> _DIRECTIONS FOR THIS TASK_
Keep every line where the word "bottom" appears; drop the rest.

> _THE INPUT_

--- --- ---

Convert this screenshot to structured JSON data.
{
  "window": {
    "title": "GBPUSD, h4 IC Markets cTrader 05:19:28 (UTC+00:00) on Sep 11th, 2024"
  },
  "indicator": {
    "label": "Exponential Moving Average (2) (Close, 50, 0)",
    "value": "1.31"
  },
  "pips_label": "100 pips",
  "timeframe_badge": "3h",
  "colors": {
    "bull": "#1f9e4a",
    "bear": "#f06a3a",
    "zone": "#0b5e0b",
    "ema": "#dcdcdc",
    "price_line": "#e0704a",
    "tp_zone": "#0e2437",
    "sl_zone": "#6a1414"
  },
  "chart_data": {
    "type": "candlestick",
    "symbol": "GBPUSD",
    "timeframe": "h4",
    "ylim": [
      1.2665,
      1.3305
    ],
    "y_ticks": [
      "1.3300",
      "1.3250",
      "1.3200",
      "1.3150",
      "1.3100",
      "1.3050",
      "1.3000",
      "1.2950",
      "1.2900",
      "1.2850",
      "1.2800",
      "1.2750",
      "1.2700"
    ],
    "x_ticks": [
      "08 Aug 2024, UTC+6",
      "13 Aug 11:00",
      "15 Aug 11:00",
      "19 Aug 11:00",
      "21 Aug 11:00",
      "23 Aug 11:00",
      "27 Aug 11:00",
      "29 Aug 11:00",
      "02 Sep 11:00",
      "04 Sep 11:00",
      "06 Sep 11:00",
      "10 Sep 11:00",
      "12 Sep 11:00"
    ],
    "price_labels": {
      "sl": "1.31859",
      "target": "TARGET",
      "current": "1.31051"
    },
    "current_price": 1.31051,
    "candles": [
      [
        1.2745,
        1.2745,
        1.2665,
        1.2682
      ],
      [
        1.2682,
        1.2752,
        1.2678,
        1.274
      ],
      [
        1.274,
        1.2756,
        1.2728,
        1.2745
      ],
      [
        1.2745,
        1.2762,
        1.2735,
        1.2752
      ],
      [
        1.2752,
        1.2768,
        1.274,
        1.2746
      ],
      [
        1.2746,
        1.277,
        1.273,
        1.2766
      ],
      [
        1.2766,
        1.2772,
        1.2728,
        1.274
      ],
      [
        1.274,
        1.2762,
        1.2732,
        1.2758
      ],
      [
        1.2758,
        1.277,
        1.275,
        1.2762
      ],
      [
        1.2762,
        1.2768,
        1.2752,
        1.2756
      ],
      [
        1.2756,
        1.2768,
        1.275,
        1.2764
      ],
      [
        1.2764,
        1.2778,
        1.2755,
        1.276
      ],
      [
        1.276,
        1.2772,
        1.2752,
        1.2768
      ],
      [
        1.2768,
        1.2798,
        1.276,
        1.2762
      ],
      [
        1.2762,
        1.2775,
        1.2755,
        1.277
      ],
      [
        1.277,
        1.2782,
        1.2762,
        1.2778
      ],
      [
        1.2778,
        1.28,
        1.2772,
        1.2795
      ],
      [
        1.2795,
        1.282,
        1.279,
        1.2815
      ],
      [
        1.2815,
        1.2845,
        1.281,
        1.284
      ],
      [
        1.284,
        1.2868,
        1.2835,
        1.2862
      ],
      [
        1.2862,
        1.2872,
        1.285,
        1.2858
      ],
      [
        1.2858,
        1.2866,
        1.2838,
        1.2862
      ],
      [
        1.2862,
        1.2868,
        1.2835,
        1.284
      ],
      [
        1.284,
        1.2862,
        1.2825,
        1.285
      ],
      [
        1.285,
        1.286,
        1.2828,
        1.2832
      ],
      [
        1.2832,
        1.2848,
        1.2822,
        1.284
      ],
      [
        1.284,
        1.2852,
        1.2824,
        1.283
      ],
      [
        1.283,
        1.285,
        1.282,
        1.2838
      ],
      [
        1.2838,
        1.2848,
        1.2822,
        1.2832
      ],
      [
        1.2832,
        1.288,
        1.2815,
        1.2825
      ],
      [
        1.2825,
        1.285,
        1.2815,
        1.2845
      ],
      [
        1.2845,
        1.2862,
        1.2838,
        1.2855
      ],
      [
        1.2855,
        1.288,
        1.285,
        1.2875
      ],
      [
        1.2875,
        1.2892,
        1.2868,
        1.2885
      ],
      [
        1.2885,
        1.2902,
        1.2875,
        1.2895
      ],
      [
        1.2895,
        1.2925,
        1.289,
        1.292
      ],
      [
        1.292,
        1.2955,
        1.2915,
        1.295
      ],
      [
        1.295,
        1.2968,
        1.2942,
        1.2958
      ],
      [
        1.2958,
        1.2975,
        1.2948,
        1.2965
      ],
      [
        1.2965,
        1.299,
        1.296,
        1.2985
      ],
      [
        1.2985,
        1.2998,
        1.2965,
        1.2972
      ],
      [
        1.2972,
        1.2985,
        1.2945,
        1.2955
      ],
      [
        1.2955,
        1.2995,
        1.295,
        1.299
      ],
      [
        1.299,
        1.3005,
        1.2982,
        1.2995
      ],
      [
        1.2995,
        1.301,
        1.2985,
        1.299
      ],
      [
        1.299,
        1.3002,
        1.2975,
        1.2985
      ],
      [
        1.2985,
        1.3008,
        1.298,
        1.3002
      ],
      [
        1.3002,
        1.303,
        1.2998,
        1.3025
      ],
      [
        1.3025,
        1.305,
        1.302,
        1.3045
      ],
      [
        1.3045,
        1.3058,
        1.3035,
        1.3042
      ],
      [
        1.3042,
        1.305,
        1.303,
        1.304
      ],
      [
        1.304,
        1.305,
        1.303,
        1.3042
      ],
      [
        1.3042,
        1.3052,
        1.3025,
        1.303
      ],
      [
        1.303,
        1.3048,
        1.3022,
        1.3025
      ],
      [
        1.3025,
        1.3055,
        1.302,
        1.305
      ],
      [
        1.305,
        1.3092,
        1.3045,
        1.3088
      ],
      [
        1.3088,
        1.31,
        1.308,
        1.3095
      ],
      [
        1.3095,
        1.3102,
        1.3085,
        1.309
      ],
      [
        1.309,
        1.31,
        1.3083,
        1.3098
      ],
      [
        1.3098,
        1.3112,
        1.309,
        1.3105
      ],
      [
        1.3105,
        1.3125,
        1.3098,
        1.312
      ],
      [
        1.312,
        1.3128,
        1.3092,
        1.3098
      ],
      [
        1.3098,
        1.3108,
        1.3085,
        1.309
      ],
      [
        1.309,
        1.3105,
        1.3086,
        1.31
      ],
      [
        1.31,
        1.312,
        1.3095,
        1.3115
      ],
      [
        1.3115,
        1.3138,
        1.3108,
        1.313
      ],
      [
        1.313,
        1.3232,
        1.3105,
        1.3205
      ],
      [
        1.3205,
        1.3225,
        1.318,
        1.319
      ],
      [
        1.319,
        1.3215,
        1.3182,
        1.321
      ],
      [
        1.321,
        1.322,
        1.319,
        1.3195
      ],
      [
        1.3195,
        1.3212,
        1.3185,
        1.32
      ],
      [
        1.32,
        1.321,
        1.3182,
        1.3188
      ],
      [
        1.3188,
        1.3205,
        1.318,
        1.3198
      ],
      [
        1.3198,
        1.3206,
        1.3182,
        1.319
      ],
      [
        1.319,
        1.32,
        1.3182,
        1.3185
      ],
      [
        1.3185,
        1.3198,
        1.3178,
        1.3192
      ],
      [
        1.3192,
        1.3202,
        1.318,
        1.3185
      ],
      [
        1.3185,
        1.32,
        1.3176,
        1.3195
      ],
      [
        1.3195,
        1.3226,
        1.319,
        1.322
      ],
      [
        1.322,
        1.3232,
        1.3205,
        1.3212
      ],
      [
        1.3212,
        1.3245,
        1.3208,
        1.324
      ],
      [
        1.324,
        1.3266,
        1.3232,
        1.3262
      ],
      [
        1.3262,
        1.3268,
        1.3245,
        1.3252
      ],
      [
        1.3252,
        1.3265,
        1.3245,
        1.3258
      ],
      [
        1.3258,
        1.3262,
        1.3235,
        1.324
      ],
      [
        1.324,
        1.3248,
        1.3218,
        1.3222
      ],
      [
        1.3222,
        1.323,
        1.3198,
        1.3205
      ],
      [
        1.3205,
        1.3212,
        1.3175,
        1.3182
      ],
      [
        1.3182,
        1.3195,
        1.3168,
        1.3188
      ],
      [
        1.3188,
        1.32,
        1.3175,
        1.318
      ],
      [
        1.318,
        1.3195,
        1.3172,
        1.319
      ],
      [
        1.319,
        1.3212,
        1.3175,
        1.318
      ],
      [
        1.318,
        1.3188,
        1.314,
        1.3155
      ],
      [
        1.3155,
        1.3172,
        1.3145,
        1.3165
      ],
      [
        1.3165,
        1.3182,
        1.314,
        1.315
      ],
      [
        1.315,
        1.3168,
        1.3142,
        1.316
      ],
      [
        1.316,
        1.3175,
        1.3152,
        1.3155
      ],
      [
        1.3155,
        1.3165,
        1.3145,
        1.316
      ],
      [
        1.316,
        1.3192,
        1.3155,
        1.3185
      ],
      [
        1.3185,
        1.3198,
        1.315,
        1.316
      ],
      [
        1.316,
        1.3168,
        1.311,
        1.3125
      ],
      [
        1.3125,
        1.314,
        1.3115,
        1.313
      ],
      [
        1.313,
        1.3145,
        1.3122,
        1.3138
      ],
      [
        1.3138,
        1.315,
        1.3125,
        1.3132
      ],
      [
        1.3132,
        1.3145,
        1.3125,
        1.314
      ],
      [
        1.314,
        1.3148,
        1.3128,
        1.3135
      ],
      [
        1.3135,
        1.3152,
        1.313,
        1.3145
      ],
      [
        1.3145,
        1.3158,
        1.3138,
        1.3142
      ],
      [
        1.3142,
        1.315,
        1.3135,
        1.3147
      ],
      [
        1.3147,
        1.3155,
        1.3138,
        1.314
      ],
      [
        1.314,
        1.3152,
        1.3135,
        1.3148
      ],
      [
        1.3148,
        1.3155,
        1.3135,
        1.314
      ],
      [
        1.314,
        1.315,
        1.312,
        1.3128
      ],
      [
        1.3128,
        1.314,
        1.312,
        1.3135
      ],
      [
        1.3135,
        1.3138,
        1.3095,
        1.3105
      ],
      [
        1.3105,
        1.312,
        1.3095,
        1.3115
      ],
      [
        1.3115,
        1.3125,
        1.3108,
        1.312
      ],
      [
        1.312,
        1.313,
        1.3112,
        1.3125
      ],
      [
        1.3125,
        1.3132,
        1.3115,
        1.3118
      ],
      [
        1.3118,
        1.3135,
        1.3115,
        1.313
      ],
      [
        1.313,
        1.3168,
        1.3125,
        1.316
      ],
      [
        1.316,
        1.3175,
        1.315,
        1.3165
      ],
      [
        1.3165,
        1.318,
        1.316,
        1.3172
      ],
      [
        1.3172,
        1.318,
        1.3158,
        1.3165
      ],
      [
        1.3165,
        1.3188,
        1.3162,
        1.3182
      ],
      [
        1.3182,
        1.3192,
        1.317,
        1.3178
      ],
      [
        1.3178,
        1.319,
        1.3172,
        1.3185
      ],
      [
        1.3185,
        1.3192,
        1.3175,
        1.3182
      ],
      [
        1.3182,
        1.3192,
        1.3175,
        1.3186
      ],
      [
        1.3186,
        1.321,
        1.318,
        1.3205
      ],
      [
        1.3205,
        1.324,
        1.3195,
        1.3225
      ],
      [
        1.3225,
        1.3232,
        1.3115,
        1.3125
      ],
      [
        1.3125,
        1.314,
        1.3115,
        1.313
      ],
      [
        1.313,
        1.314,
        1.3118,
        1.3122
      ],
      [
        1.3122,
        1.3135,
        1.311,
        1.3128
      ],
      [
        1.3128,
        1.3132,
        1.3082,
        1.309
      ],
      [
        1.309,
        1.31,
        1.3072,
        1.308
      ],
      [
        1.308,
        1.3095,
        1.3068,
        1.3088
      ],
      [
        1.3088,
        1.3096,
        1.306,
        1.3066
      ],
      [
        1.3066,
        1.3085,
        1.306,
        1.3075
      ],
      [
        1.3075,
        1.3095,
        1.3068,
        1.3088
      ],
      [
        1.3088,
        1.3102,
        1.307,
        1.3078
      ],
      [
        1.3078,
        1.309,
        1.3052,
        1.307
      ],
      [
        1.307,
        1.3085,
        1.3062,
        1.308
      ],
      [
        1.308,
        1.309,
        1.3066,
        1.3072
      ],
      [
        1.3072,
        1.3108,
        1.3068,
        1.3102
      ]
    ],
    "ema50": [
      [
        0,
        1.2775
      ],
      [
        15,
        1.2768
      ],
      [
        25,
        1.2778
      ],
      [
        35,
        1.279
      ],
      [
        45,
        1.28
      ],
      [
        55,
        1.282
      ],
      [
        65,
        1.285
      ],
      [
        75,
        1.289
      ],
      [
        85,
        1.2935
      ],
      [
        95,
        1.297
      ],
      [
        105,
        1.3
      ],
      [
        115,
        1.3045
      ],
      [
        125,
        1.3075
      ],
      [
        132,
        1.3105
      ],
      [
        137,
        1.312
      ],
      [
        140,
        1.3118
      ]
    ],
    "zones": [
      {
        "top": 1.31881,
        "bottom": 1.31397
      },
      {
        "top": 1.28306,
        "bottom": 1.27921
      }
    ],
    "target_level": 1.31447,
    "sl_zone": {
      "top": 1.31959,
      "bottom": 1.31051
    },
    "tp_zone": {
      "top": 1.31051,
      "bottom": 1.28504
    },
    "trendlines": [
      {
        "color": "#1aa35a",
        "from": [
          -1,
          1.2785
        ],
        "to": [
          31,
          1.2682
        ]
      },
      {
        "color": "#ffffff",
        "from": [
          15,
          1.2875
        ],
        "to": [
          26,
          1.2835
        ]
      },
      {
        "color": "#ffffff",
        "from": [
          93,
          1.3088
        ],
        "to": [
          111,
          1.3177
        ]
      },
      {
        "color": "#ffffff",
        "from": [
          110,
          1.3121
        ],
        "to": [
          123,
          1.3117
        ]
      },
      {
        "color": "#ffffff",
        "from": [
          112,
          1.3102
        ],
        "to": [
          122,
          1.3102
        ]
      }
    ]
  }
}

--- --- ---

> _THE RESPONSE_
        "bottom": 1.31397
        "bottom": 1.27921
      "bottom": 1.31051
      "bottom": 1.28504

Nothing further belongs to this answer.